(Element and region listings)
● ● ●
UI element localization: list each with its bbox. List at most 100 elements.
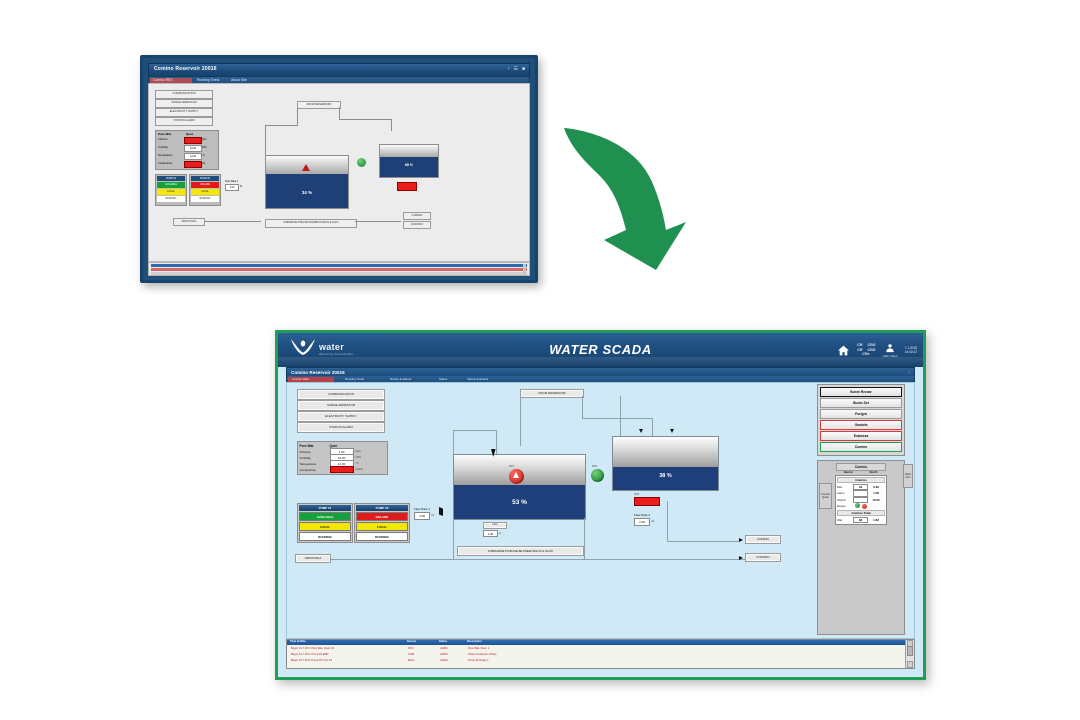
brand-name: water (319, 342, 345, 352)
alarm-log-row[interactable]: Begin 14.7.18 9: Pure Wat. Qual. #1 OFF … (288, 647, 905, 652)
dest-left-button[interactable]: ORKOVSKA (295, 554, 331, 563)
legacy-scada-window[interactable]: Comino Reservoir 20016 ‹ ☰ ■ Comino RES … (140, 55, 538, 283)
alarm-log-row[interactable]: Begin 14.7.18 9: Pump #2 ERR COM ALRM Pu… (288, 653, 905, 658)
legacy-nav-electricity[interactable]: ELECTRICITY SUPPLY (155, 108, 213, 117)
relay-green-icon[interactable] (855, 503, 860, 509)
sd-v2-0: 3.39 (873, 484, 879, 489)
legacy-meas-unit-1: NTU (202, 146, 207, 149)
legacy-nav-communication[interactable]: COMMUNICATION (155, 90, 213, 99)
legacy-meas-value-3 (184, 161, 202, 168)
relay-indicators[interactable] (855, 503, 867, 510)
pump-card-2[interactable]: PUMP #2 FAILURE LOCAL RUNNING (354, 503, 410, 543)
legacy-menu-item-2[interactable]: About Site (231, 78, 247, 82)
site-selector-panel[interactable]: Bunin Rezzar Bunin Set Furigra Otodefa E… (817, 384, 905, 456)
legacy-pump-2[interactable]: PUMP #2 FAILURE LOCAL RUNNING (189, 174, 221, 206)
alarm-log-row[interactable]: Begin 14.7.18 9: Pump #1 Tran #1 ERLx AL… (288, 659, 905, 664)
pipe-segment-8 (496, 430, 497, 454)
pipe-segment-3 (582, 418, 652, 419)
legacy-menu-item-1[interactable]: Running Trend (197, 78, 220, 82)
legacy-pump-2-title: PUMP #2 (191, 176, 219, 181)
side-other-tab[interactable]: Other Item (903, 464, 913, 488)
sd-key-0: Max (837, 484, 843, 489)
transfer-valve-tag: PV2 (592, 465, 597, 468)
dest-right-button-1[interactable]: KORODO (745, 553, 781, 562)
relay-red-icon[interactable] (862, 504, 867, 510)
scrollbar-thumb[interactable] (907, 646, 913, 656)
legacy-pump-2-status: FAILURE (191, 182, 219, 188)
modern-scada-window[interactable]: water delivering responsibility WATER SC… (275, 330, 926, 680)
site-button-4[interactable]: Estaveza (820, 431, 902, 441)
brand-logo[interactable]: water delivering responsibility (290, 337, 353, 357)
inner-window-title: Comino Reservoir 20016 (291, 369, 345, 375)
legacy-status-scrollbar[interactable] (523, 264, 526, 274)
legacy-pump-1[interactable]: PUMP #1 AVAILABLE LOCAL RUNNING (155, 174, 187, 206)
legacy-pipeline-label: SUBMARINE PIPELINE INTERBOTA BALTA & GUZ… (265, 219, 357, 228)
site-button-1[interactable]: Bunin Set (820, 398, 902, 408)
legacy-main-tank-valve-icon (302, 164, 310, 171)
wq-title-left: Pure Wat. (299, 443, 315, 448)
menu-item-device-alarms[interactable]: Device & Alarms (390, 376, 412, 381)
legacy-side-tank-dome (380, 145, 438, 157)
pump-2-run: RUNNING (356, 532, 408, 541)
home-icon[interactable] (837, 344, 850, 357)
nav-communication[interactable]: COMMUNICATION (297, 389, 385, 400)
legacy-nav-surge-arrestor[interactable]: SURGE ARRESTOR (155, 99, 213, 108)
legacy-nav-station-alarm[interactable]: STATION ALARM (155, 117, 213, 126)
user-block[interactable]: USR. Client (882, 343, 898, 358)
legacy-window-controls[interactable]: ‹ ☰ ■ (508, 67, 525, 72)
legacy-dest-right-0[interactable]: CORINO (403, 212, 431, 220)
legacy-dest-left[interactable]: ORKOVSKA (173, 218, 205, 226)
collapse-icon[interactable]: ‹ (908, 369, 911, 375)
legacy-meas-unit-3: µS (202, 162, 205, 165)
wq-unit-1: NTU (355, 456, 362, 459)
wq-row-conductivity: Conductivity µS/cm (300, 466, 386, 473)
transfer-valve[interactable] (591, 469, 604, 482)
user-icon[interactable] (885, 343, 895, 353)
nav-station-alarm[interactable]: STATION ALARM (297, 422, 385, 433)
site-detail-title: Comino (836, 463, 886, 471)
user-icon[interactable]: ■ (521, 66, 525, 72)
menu-item-alarms-events[interactable]: Alarms & Events (467, 376, 489, 381)
legacy-statusbar[interactable] (148, 262, 530, 276)
log-r1-c3: Pulse Conductor off line (468, 653, 497, 656)
dest-right-button-0[interactable]: CORINO (745, 535, 781, 544)
site-button-5[interactable]: Comino (820, 442, 902, 452)
menu-item-status[interactable]: Status (439, 376, 448, 381)
nav-surge-arrestor[interactable]: SURGE ARRESTOR (297, 400, 385, 411)
collapse-icon[interactable]: ‹ (507, 66, 510, 72)
transition-arrow (560, 118, 690, 273)
site-button-2[interactable]: Furigra (820, 409, 902, 419)
hdr-code-1-1: CRG (867, 347, 876, 352)
legacy-status-row-1 (151, 268, 527, 271)
scroll-down-icon[interactable] (907, 661, 913, 668)
legacy-meas-name-2: Temperature (158, 154, 173, 157)
site-detail-columns: Bunin North (836, 470, 886, 475)
legacy-meas-title-left: Pure Wat. (158, 132, 172, 136)
legacy-status-row-2 (151, 272, 527, 275)
pump-2-mode: LOCAL (356, 522, 408, 531)
wq-unit-3: µS/cm (355, 468, 364, 471)
menu-item-comino-res[interactable]: Comino RES (292, 376, 309, 381)
alarm-log[interactable]: Time & Date Source Status Description Be… (286, 639, 915, 669)
hdr-code-2-1: CRx (862, 352, 870, 357)
nav-electricity-supply[interactable]: ELECTRICITY SUPPLY (297, 411, 385, 422)
pump-card-1[interactable]: PUMP #1 AVAILABLE LOCAL RUNNING (297, 503, 353, 543)
side-tank-inlet-arrow-2 (670, 429, 674, 433)
legacy-pump-1-title: PUMP #1 (157, 176, 185, 181)
side-tank-dome (613, 437, 718, 467)
menu-icon[interactable]: ☰ (513, 66, 518, 72)
site-detail-panel: Comino Bunin North Comino Max 43 3.39 (817, 460, 905, 635)
outlet-widget: OUT (634, 493, 660, 506)
site-button-3[interactable]: Otodefa (820, 420, 902, 430)
legacy-dest-right-1[interactable]: KORODO (403, 221, 431, 229)
pump-2-status: FAILURE (356, 512, 408, 521)
pipe-segment-7 (453, 430, 454, 454)
site-button-0[interactable]: Bunin Rezzar (820, 387, 902, 397)
legacy-valve-green[interactable] (357, 158, 366, 167)
legacy-menu-item-0[interactable]: Comino RES (153, 78, 173, 82)
menu-item-running-trend[interactable]: Running Trend (345, 376, 364, 381)
site-detail-left-tab[interactable]: Comino Quick (819, 483, 832, 509)
flow-2-value: 1.00 (634, 518, 650, 526)
alarm-log-scrollbar[interactable] (905, 640, 914, 668)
● ● ●
WHAT THE TASK REQUIRES:
Copy every line of the items above verbatim, leaving out the pictures.

TASK SOLUTION:
UI element localization: list each with its bbox. List at most 100 elements.
brand-name: water (319, 342, 345, 352)
alarm-log-row[interactable]: Begin 14.7.18 9: Pure Wat. Qual. #1 OFF … (288, 647, 905, 652)
dest-left-button[interactable]: ORKOVSKA (295, 554, 331, 563)
legacy-scada-window[interactable]: Comino Reservoir 20016 ‹ ☰ ■ Comino RES … (140, 55, 538, 283)
alarm-log-row[interactable]: Begin 14.7.18 9: Pump #2 ERR COM ALRM Pu… (288, 653, 905, 658)
legacy-nav-electricity[interactable]: ELECTRICITY SUPPLY (155, 108, 213, 117)
relay-green-icon[interactable] (855, 503, 860, 509)
sd-v2-0: 3.39 (873, 484, 879, 489)
legacy-meas-unit-1: NTU (202, 146, 207, 149)
legacy-nav-communication[interactable]: COMMUNICATION (155, 90, 213, 99)
legacy-meas-value-3 (184, 161, 202, 168)
relay-indicators[interactable] (855, 503, 867, 510)
pump-card-2[interactable]: PUMP #2 FAILURE LOCAL RUNNING (354, 503, 410, 543)
legacy-menu-item-2[interactable]: About Site (231, 78, 247, 82)
site-selector-panel[interactable]: Bunin Rezzar Bunin Set Furigra Otodefa E… (817, 384, 905, 456)
legacy-pump-2[interactable]: PUMP #2 FAILURE LOCAL RUNNING (189, 174, 221, 206)
alarm-log-row[interactable]: Begin 14.7.18 9: Pump #1 Tran #1 ERLx AL… (288, 659, 905, 664)
pipe-segment-8 (496, 430, 497, 454)
pipe-segment-3 (582, 418, 652, 419)
legacy-menu-item-1[interactable]: Running Trend (197, 78, 220, 82)
legacy-pump-2-title: PUMP #2 (191, 176, 219, 181)
side-other-tab[interactable]: Other Item (903, 464, 913, 488)
sd-key-0: Max (837, 484, 843, 489)
transfer-valve-tag: PV2 (592, 465, 597, 468)
dest-right-button-1[interactable]: KORODO (745, 553, 781, 562)
relay-red-icon[interactable] (862, 504, 867, 510)
scrollbar-thumb[interactable] (907, 646, 913, 656)
legacy-pump-2-status: FAILURE (191, 182, 219, 188)
modern-scada-window[interactable]: water delivering responsibility WATER SC… (275, 330, 926, 680)
site-button-4[interactable]: Estaveza (820, 431, 902, 441)
brand-logo[interactable]: water delivering responsibility (290, 337, 353, 357)
inner-window-title: Comino Reservoir 20016 (291, 369, 345, 375)
legacy-status-scrollbar[interactable] (523, 264, 526, 274)
legacy-pump-1[interactable]: PUMP #1 AVAILABLE LOCAL RUNNING (155, 174, 187, 206)
legacy-pipeline-label: SUBMARINE PIPELINE INTERBOTA BALTA & GUZ… (265, 219, 357, 228)
site-button-1[interactable]: Bunin Set (820, 398, 902, 408)
legacy-main-tank-valve-icon (302, 164, 310, 171)
wq-title-left: Pure Wat. (299, 443, 315, 448)
menu-item-device-alarms[interactable]: Device & Alarms (390, 376, 412, 381)
legacy-side-tank-dome (380, 145, 438, 157)
pump-2-run: RUNNING (356, 532, 408, 541)
home-icon[interactable] (837, 344, 850, 357)
nav-communication[interactable]: COMMUNICATION (297, 389, 385, 400)
legacy-nav-surge-arrestor[interactable]: SURGE ARRESTOR (155, 99, 213, 108)
legacy-nav-station-alarm[interactable]: STATION ALARM (155, 117, 213, 126)
user-block[interactable]: USR. Client (882, 343, 898, 358)
legacy-window-controls[interactable]: ‹ ☰ ■ (508, 67, 525, 72)
legacy-dest-right-0[interactable]: CORINO (403, 212, 431, 220)
legacy-dest-left[interactable]: ORKOVSKA (173, 218, 205, 226)
collapse-icon[interactable]: ‹ (908, 369, 911, 375)
legacy-meas-unit-3: µS (202, 162, 205, 165)
wq-unit-1: NTU (355, 456, 362, 459)
wq-row-conductivity: Conductivity µS/cm (300, 466, 386, 473)
transfer-valve[interactable] (591, 469, 604, 482)
user-icon[interactable] (885, 343, 895, 353)
nav-station-alarm[interactable]: STATION ALARM (297, 422, 385, 433)
site-detail-title: Comino (836, 463, 886, 471)
user-icon[interactable]: ■ (521, 66, 525, 72)
menu-item-alarms-events[interactable]: Alarms & Events (467, 376, 489, 381)
legacy-statusbar[interactable] (148, 262, 530, 276)
log-r1-c3: Pulse Conductor off line (468, 653, 497, 656)
dest-right-button-0[interactable]: CORINO (745, 535, 781, 544)
site-button-5[interactable]: Comino (820, 442, 902, 452)
menu-item-status[interactable]: Status (439, 376, 448, 381)
nav-surge-arrestor[interactable]: SURGE ARRESTOR (297, 400, 385, 411)
collapse-icon[interactable]: ‹ (507, 66, 510, 72)
transition-arrow (560, 118, 690, 273)
site-button-2[interactable]: Furigra (820, 409, 902, 419)
hdr-code-1-1: CRG (867, 347, 876, 352)
legacy-status-row-1 (151, 268, 527, 271)
scroll-down-icon[interactable] (907, 661, 913, 668)
legacy-meas-name-2: Temperature (158, 154, 173, 157)
site-detail-columns: Bunin North (836, 470, 886, 475)
legacy-meas-title-left: Pure Wat. (158, 132, 172, 136)
legacy-status-row-2 (151, 272, 527, 275)
pump-2-mode: LOCAL (356, 522, 408, 531)
wq-unit-3: µS/cm (355, 468, 364, 471)
menu-item-comino-res[interactable]: Comino RES (292, 376, 309, 381)
alarm-log[interactable]: Time & Date Source Status Description Be… (286, 639, 915, 669)
hdr-code-2-1: CRx (862, 352, 870, 357)
nav-electricity-supply[interactable]: ELECTRICITY SUPPLY (297, 411, 385, 422)
pump-card-1[interactable]: PUMP #1 AVAILABLE LOCAL RUNNING (297, 503, 353, 543)
side-tank-inlet-arrow-2 (670, 429, 674, 433)
legacy-pump-1-title: PUMP #1 (157, 176, 185, 181)
side-tank-dome (613, 437, 718, 467)
menu-icon[interactable]: ☰ (513, 66, 518, 72)
site-detail-panel: Comino Bunin North Comino Max 43 3.39 (817, 460, 905, 635)
outlet-widget: OUT (634, 493, 660, 506)
site-button-3[interactable]: Otodefa (820, 420, 902, 430)
legacy-dest-right-1[interactable]: KORODO (403, 221, 431, 229)
pump-2-status: FAILURE (356, 512, 408, 521)
pipe-segment-7 (453, 430, 454, 454)
site-button-0[interactable]: Bunin Rezzar (820, 387, 902, 397)
legacy-valve-green[interactable] (357, 158, 366, 167)
legacy-menu-item-0[interactable]: Comino RES (153, 78, 173, 82)
menu-item-running-trend[interactable]: Running Trend (345, 376, 364, 381)
site-detail-left-tab[interactable]: Comino Quick (819, 483, 832, 509)
flow-2-value: 1.00 (634, 518, 650, 526)
alarm-log-scrollbar[interactable] (905, 640, 914, 668)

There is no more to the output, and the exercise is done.